#### Information shown

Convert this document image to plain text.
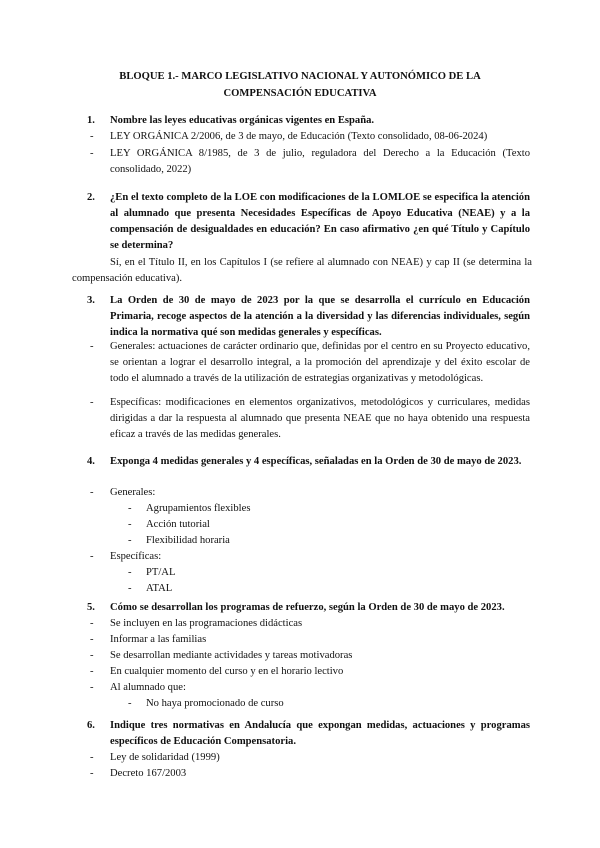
BLOQUE 1.- MARCO LEGISLATIVO NACIONAL Y AUTONÓMICO DE LA
COMPENSACIÓN EDUCATIVA
1.	Nombre las leyes educativas orgánicas vigentes en España.
- LEY ORGÁNICA 2/2006, de 3 de mayo, de Educación (Texto consolidado, 08-06-2024)
- LEY ORGÁNICA 8/1985, de 3 de julio, reguladora del Derecho a la Educación (Texto consolidado, 2022)
2.	¿En el texto completo de la LOE con modificaciones de la LOMLOE se especifica la atención al alumnado que presenta Necesidades Específicas de Apoyo Educativa (NEAE) y a la compensación de desigualdades en educación? En caso afirmativo ¿en qué Título y Capítulo se determina?
Sí, en el Título II, en los Capítulos I (se refiere al alumnado con NEAE) y cap II (se determina la compensación educativa).
3.	La Orden de 30 de mayo de 2023 por la que se desarrolla el currículo en Educación Primaria, recoge aspectos de la atención a la diversidad y las diferencias individuales, según indica la normativa qué son medidas generales y específicas.
- Generales: actuaciones de carácter ordinario que, definidas por el centro en su Proyecto educativo, se orientan a lograr el desarrollo integral, a la promoción del aprendizaje y del éxito escolar de todo el alumnado a través de la utilización de estrategias organizativas y metodológicas.
- Específicas: modificaciones en elementos organizativos, metodológicos y curriculares, medidas dirigidas a dar la respuesta al alumnado que presenta NEAE que no haya obtenido una respuesta eficaz a través de las medidas generales.
4.	Exponga 4 medidas generales y 4 específicas, señaladas en la Orden de 30 de mayo de 2023.
- Generales:
- Agrupamientos flexibles
- Acción tutorial
- Flexibilidad horaria
- Específicas:
- PT/AL
- ATAL
5.	Cómo se desarrollan los programas de refuerzo, según la Orden de 30 de mayo de 2023.
- Se incluyen en las programaciones didácticas
- Informar a las familias
- Se desarrollan mediante actividades y tareas motivadoras
- En cualquier momento del curso y en el horario lectivo
- Al alumnado que:
- No haya promocionado de curso
6.	Indique tres normativas en Andalucía que expongan medidas, actuaciones y programas específicos de Educación Compensatoria.
- Ley de solidaridad (1999)
- Decreto 167/2003
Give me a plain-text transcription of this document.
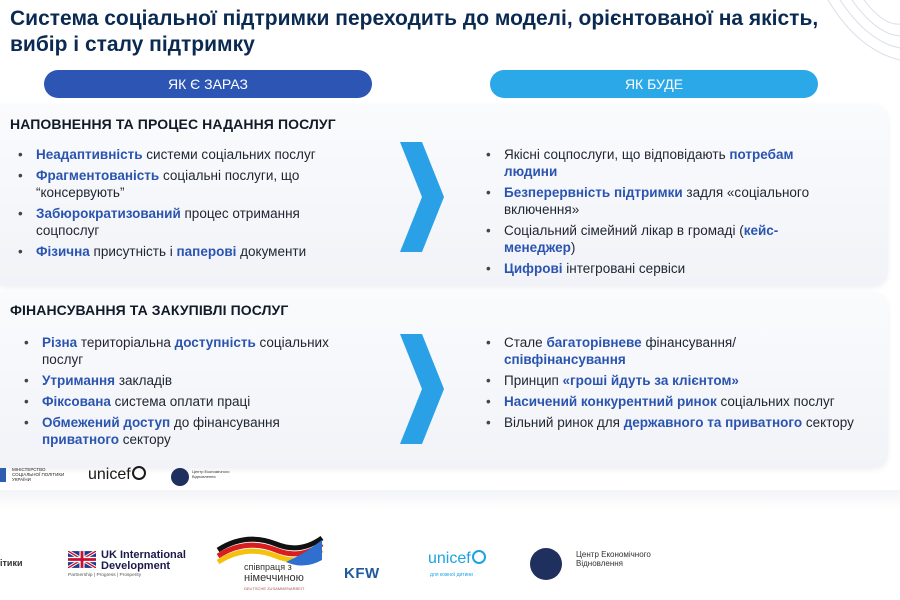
Система соціальної підтримки переходить до моделі, орієнтованої на якість, вибір і сталу підтримку
ЯК Є ЗАРАЗ	ЯК БУДЕ
НАПОВНЕННЯ ТА ПРОЦЕС НАДАННЯ ПОСЛУГ
• Неадаптивність системи соціальних послуг
• Фрагментованість соціальні послуги, що “консервують”
• Забюрократизований процес отримання соцпослуг
• Фізична присутність і паперові документи
• Якісні соцпослуги, що відповідають потребам людини
• Безперервність підтримки задля «соціального включення»
• Соціальний сімейний лікар в громаді (кейс-менеджер)
• Цифрові інтегровані сервіси
ФІНАНСУВАННЯ ТА ЗАКУПІВЛІ ПОСЛУГ
• Різна територіальна доступність соціальних послуг
• Утримання закладів
• Фіксована система оплати праці
• Обмежений доступ до фінансування приватного сектору
• Стале багаторівневе фінансування/ співфінансування
• Принцип «гроші йдуть за клієнтом»
• Насичений конкурентний ринок соціальних послуг
• Вільний ринок для державного та приватного сектору
МІНІСТЕРСТВО СОЦІАЛЬНОЇ ПОЛІТИКИ УКРАЇНИ	unicef	Центр Економічного Відновлення
ітики
UK International
Development
Partnership | Progress | Prosperity
співпраця з
німеччиною
DEUTSCHE ZUSAMMENARBEIT
KFW
unicef
для кожної дитини
Центр Економічного Відновлення
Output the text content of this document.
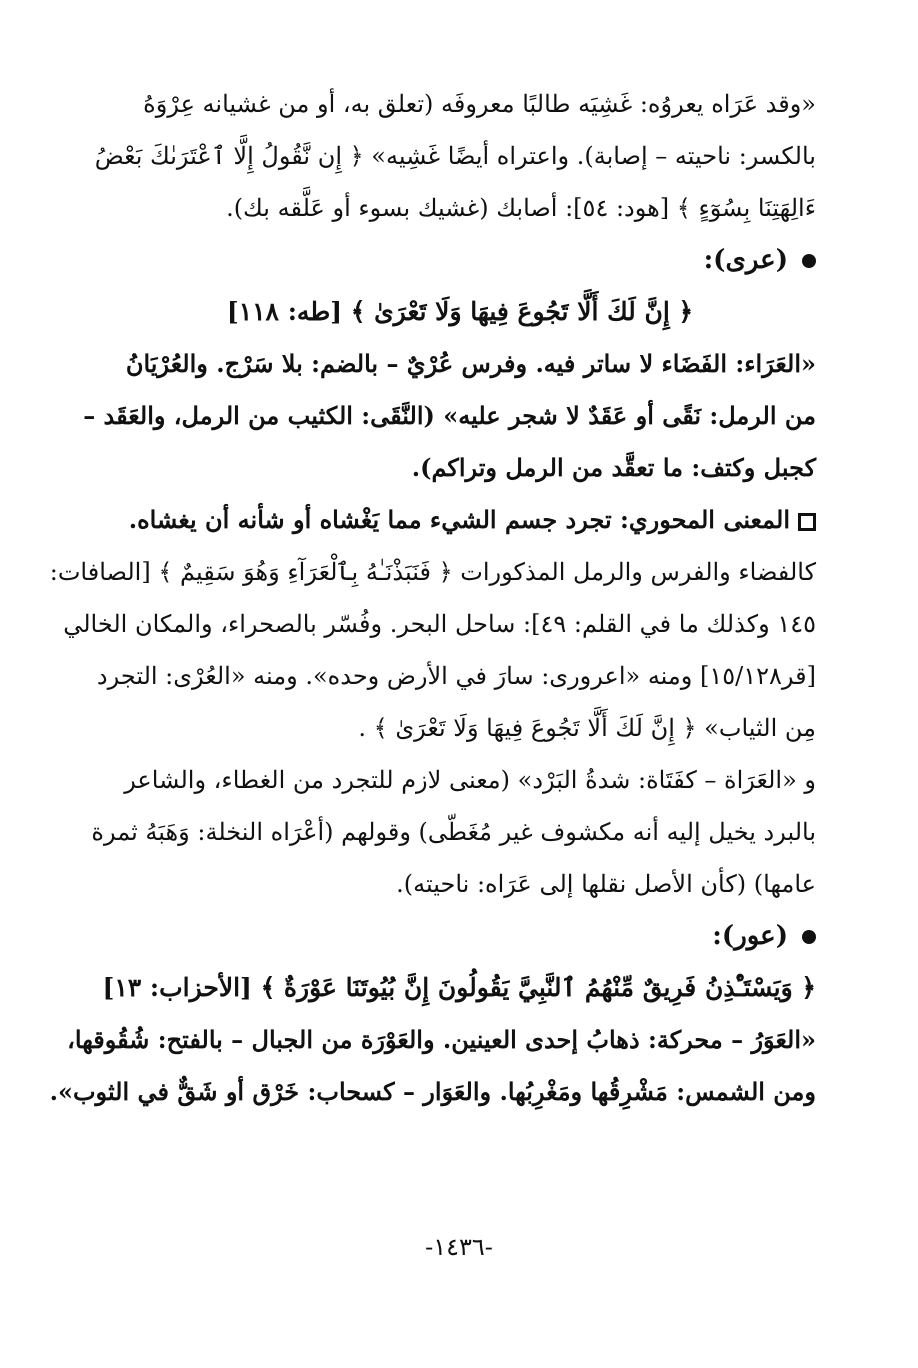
«وقد عَرَاه يعروُه: غَشِيَه طالبًا معروفَه (تعلق به، أو من غشيانه عِرْوَهُ
بالكسر: ناحيته – إصابة). واعتراه أيضًا غَشِيه» ﴿ إِن نَّقُولُ إِلَّا ٱعْتَرَىٰكَ بَعْضُ
ءَالِهَتِنَا بِسُوٓءٍ ﴾ [هود: ٥٤]: أصابك (غشيك بسوء أو عَلَّقه بك).
(عرى):
﴿ إِنَّ لَكَ أَلَّا تَجُوعَ فِيهَا وَلَا تَعْرَىٰ ﴾ [طه: ١١٨]
«العَرَاء: الفَضَاء لا ساتر فيه. وفرس عُرْيٌ – بالضم: بلا سَرْج. والعُرْيَانُ
من الرمل: نَقًى أو عَقَدٌ لا شجر عليه» (النَّقَى: الكثيب من الرمل، والعَقَد –
كجبل وكتف: ما تعقَّد من الرمل وتراكم).
المعنى المحوري: تجرد جسم الشيء مما يَغْشاه أو شأنه أن يغشاه.
كالفضاء والفرس والرمل المذكورات ﴿ فَنَبَذْنَـٰهُ بِٱلْعَرَآءِ وَهُوَ سَقِيمٌ ﴾ [الصافات:
١٤٥ وكذلك ما في القلم: ٤٩]: ساحل البحر. وفُسّر بالصحراء، والمكان الخالي
[قر١٥/١٢٨] ومنه «اعرورى: سارَ في الأرض وحده». ومنه «العُرْى: التجرد
مِن الثياب» ﴿ إِنَّ لَكَ أَلَّا تَجُوعَ فِيهَا وَلَا تَعْرَىٰ ﴾ .
و «العَرَاة – كفَتَاة: شدةُ البَرْد» (معنى لازم للتجرد من الغطاء، والشاعر
بالبرد يخيل إليه أنه مكشوف غير مُغَطّى) وقولهم (أعْرَاه النخلة: وَهَبَهُ ثمرة
عامها) (كأن الأصل نقلها إلى عَرَاه: ناحيته).
(عور):
﴿ وَيَسْتَـْٔذِنُ فَرِيقٌ مِّنْهُمُ ٱلنَّبِيَّ يَقُولُونَ إِنَّ بُيُوتَنَا عَوْرَةٌ ﴾ [الأحزاب: ١٣]
«العَوَرُ – محركة: ذهابُ إحدى العينين. والعَوْرَة من الجبال – بالفتح: شُقُوقها،
ومن الشمس: مَشْرِقُها ومَغْرِبُها. والعَوَار – كسحاب: خَرْق أو شَقٌّ في الثوب».
-١٤٣٦-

#### Written exercise
Return every line containing "підтримки".

#### Answer below
Система соціальної підтримки переходить до моделі, орієнтованої на якість, вибір і сталу підтримку
• Безперервність підтримки задля «соціального включення»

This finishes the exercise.